Entries from a dataset:
>> Begin

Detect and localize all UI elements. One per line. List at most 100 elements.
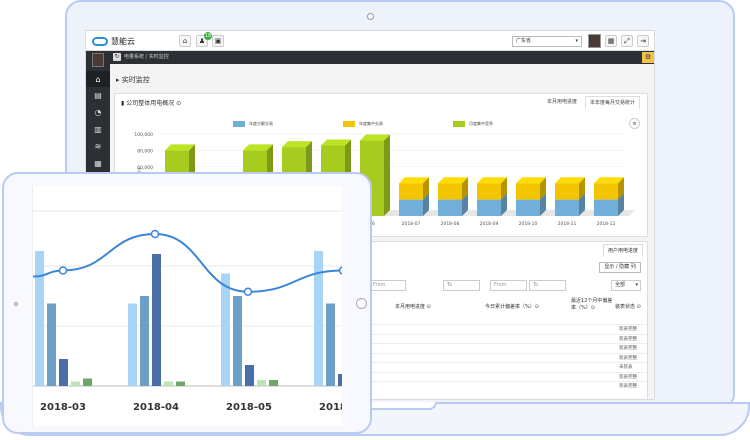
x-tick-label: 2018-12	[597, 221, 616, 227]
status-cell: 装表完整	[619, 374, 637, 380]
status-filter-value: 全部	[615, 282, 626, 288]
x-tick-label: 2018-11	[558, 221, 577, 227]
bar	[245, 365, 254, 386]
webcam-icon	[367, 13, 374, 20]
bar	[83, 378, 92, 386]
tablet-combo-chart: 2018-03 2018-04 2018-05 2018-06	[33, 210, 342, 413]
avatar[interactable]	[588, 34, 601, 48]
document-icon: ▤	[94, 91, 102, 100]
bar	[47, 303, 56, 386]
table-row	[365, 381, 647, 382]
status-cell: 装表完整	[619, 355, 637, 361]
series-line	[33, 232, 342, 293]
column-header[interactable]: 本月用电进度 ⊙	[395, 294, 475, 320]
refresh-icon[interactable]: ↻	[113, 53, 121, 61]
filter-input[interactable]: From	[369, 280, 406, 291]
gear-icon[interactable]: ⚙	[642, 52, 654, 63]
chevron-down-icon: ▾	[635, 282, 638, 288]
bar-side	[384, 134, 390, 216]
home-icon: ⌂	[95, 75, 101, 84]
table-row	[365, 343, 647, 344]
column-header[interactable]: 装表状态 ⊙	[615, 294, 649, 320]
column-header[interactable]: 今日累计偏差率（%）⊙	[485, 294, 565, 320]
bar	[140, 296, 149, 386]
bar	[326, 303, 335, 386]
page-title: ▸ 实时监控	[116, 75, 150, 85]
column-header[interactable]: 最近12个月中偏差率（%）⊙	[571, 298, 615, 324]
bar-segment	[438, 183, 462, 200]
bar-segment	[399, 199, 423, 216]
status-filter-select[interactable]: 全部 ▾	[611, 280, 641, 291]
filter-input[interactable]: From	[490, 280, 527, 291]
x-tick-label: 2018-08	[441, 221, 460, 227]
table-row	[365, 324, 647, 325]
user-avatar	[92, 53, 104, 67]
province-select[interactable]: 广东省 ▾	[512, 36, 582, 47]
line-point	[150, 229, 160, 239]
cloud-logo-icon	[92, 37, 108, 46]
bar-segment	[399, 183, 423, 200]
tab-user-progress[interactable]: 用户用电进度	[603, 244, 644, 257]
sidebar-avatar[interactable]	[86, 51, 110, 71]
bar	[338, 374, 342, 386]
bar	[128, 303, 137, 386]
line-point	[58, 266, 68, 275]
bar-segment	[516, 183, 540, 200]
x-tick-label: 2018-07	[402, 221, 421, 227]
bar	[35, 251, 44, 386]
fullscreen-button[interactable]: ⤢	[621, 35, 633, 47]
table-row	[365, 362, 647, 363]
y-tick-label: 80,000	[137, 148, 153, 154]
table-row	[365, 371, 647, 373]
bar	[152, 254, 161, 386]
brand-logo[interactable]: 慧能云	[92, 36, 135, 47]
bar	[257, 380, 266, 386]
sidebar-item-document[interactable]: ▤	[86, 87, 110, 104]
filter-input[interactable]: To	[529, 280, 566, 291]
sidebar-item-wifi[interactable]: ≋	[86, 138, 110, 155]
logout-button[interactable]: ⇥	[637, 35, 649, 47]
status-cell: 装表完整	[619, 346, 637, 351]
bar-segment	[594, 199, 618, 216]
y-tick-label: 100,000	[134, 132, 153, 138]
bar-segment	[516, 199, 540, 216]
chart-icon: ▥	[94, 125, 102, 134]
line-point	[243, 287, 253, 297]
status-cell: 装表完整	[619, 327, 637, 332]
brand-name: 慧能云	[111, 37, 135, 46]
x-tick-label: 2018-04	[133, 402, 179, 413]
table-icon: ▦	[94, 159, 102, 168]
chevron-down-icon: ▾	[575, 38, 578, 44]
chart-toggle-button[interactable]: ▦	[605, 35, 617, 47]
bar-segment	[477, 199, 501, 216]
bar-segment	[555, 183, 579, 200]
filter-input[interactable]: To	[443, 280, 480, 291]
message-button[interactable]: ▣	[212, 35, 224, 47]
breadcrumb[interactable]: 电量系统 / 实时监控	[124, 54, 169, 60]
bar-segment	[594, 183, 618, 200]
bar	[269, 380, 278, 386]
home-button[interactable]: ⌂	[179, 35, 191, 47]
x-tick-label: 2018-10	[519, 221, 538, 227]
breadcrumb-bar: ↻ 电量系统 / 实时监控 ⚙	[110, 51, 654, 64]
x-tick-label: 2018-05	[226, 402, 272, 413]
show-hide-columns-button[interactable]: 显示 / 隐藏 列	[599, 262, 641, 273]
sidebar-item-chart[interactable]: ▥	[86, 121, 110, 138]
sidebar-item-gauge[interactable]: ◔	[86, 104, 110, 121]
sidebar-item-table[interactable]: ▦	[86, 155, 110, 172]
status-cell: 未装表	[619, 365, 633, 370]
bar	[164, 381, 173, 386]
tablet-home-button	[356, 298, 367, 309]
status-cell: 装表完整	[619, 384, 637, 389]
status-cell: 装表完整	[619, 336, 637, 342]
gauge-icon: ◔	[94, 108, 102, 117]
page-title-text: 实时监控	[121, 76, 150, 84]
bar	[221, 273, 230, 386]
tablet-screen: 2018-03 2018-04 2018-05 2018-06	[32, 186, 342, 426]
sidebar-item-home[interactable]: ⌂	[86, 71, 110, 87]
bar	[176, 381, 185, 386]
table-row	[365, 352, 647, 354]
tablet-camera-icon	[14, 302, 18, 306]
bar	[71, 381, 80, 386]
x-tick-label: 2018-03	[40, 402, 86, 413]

>> End

SHORT PROBLEM
Reproduce the data lines verbatim, starting at the line that contains "221, 616, 227]" and ending at the line that contains "183, 462, 200]". Include both of those lines.

PROBLEM SOLUTION
x-tick-label: 2018-12	[597, 221, 616, 227]
status-cell: 装表完整	[619, 374, 637, 380]
status-filter-value: 全部	[615, 282, 626, 288]
x-tick-label: 2018-11	[558, 221, 577, 227]
bar	[245, 365, 254, 386]
webcam-icon	[367, 13, 374, 20]
bar	[83, 378, 92, 386]
tablet-combo-chart: 2018-03 2018-04 2018-05 2018-06	[33, 210, 342, 413]
avatar[interactable]	[588, 34, 601, 48]
document-icon: ▤	[94, 91, 102, 100]
bar	[47, 303, 56, 386]
table-row	[365, 381, 647, 382]
status-cell: 装表完整	[619, 355, 637, 361]
series-line	[33, 232, 342, 293]
column-header[interactable]: 本月用电进度 ⊙	[395, 294, 475, 320]
refresh-icon[interactable]: ↻	[113, 53, 121, 61]
filter-input[interactable]: From	[369, 280, 406, 291]
gear-icon[interactable]: ⚙	[642, 52, 654, 63]
chevron-down-icon: ▾	[635, 282, 638, 288]
bar-side	[384, 134, 390, 216]
home-icon: ⌂	[95, 75, 101, 84]
table-row	[365, 343, 647, 344]
column-header[interactable]: 装表状态 ⊙	[615, 294, 649, 320]
column-header[interactable]: 今日累计偏差率（%）⊙	[485, 294, 565, 320]
bar	[140, 296, 149, 386]
bar	[326, 303, 335, 386]
page-title: ▸ 实时监控	[116, 75, 150, 85]
column-header[interactable]: 最近12个月中偏差率（%）⊙	[571, 298, 615, 324]
bar-segment	[438, 183, 462, 200]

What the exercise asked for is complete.